> _Material provided_:

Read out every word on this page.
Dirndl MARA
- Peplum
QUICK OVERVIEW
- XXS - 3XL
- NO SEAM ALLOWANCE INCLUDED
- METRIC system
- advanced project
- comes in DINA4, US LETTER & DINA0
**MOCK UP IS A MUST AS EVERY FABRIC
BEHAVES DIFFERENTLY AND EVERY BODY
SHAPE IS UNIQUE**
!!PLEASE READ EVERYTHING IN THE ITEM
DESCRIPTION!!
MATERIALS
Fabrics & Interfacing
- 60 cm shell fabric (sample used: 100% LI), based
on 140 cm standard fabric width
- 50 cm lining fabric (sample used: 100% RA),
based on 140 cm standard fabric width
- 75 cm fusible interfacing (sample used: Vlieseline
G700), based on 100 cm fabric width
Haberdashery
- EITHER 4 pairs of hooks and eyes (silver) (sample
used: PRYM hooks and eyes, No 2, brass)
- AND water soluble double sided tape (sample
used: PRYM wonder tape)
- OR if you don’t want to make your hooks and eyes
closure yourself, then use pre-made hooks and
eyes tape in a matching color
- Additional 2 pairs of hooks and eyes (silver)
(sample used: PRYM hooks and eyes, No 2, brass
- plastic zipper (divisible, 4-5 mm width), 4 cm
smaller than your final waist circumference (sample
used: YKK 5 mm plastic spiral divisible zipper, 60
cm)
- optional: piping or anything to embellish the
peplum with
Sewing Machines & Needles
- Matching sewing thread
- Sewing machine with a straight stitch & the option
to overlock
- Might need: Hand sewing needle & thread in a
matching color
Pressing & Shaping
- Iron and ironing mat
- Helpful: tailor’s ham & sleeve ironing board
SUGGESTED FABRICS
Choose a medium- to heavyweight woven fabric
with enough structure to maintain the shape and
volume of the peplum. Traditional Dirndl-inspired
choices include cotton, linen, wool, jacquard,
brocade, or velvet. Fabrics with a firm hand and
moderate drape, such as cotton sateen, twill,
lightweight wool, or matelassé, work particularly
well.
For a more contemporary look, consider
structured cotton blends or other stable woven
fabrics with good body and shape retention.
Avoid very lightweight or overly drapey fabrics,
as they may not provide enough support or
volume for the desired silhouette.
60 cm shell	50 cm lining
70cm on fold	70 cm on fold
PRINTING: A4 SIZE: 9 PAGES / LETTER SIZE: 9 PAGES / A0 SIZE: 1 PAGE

> _Required task_: From the records above, extract every entry verbatim.

> _Task answer_:
Read out every word on this page.
Dirndl MARA
- Peplum
QUICK OVERVIEW
- XXS - 3XL
- NO SEAM ALLOWANCE INCLUDED
- METRIC system
- advanced project
- comes in DINA4, US LETTER & DINA0
**MOCK UP IS A MUST AS EVERY FABRIC
BEHAVES DIFFERENTLY AND EVERY BODY
SHAPE IS UNIQUE**
!!PLEASE READ EVERYTHING IN THE ITEM
DESCRIPTION!!
MATERIALS
Fabrics & Interfacing
- 60 cm shell fabric (sample used: 100% LI), based
on 140 cm standard fabric width
- 50 cm lining fabric (sample used: 100% RA),
based on 140 cm standard fabric width
- 75 cm fusible interfacing (sample used: Vlieseline
G700), based on 100 cm fabric width
Haberdashery
- EITHER 4 pairs of hooks and eyes (silver) (sample
used: PRYM hooks and eyes, No 2, brass)
- AND water soluble double sided tape (sample
used: PRYM wonder tape)
- OR if you don’t want to make your hooks and eyes
closure yourself, then use pre-made hooks and
eyes tape in a matching color
- Additional 2 pairs of hooks and eyes (silver)
(sample used: PRYM hooks and eyes, No 2, brass
- plastic zipper (divisible, 4-5 mm width), 4 cm
smaller than your final waist circumference (sample
used: YKK 5 mm plastic spiral divisible zipper, 60
cm)
- optional: piping or anything to embellish the
peplum with
Sewing Machines & Needles
- Matching sewing thread
- Sewing machine with a straight stitch & the option
to overlock
- Might need: Hand sewing needle & thread in a
matching color
Pressing & Shaping
- Iron and ironing mat
- Helpful: tailor’s ham & sleeve ironing board
SUGGESTED FABRICS
Choose a medium- to heavyweight woven fabric
with enough structure to maintain the shape and
volume of the peplum. Traditional Dirndl-inspired
choices include cotton, linen, wool, jacquard,
brocade, or velvet. Fabrics with a firm hand and
moderate drape, such as cotton sateen, twill,
lightweight wool, or matelassé, work particularly
well.
For a more contemporary look, consider
structured cotton blends or other stable woven
fabrics with good body and shape retention.
Avoid very lightweight or overly drapey fabrics,
as they may not provide enough support or
volume for the desired silhouette.
60 cm shell	50 cm lining
70cm on fold	70 cm on fold
PRINTING: A4 SIZE: 9 PAGES / LETTER SIZE: 9 PAGES / A0 SIZE: 1 PAGE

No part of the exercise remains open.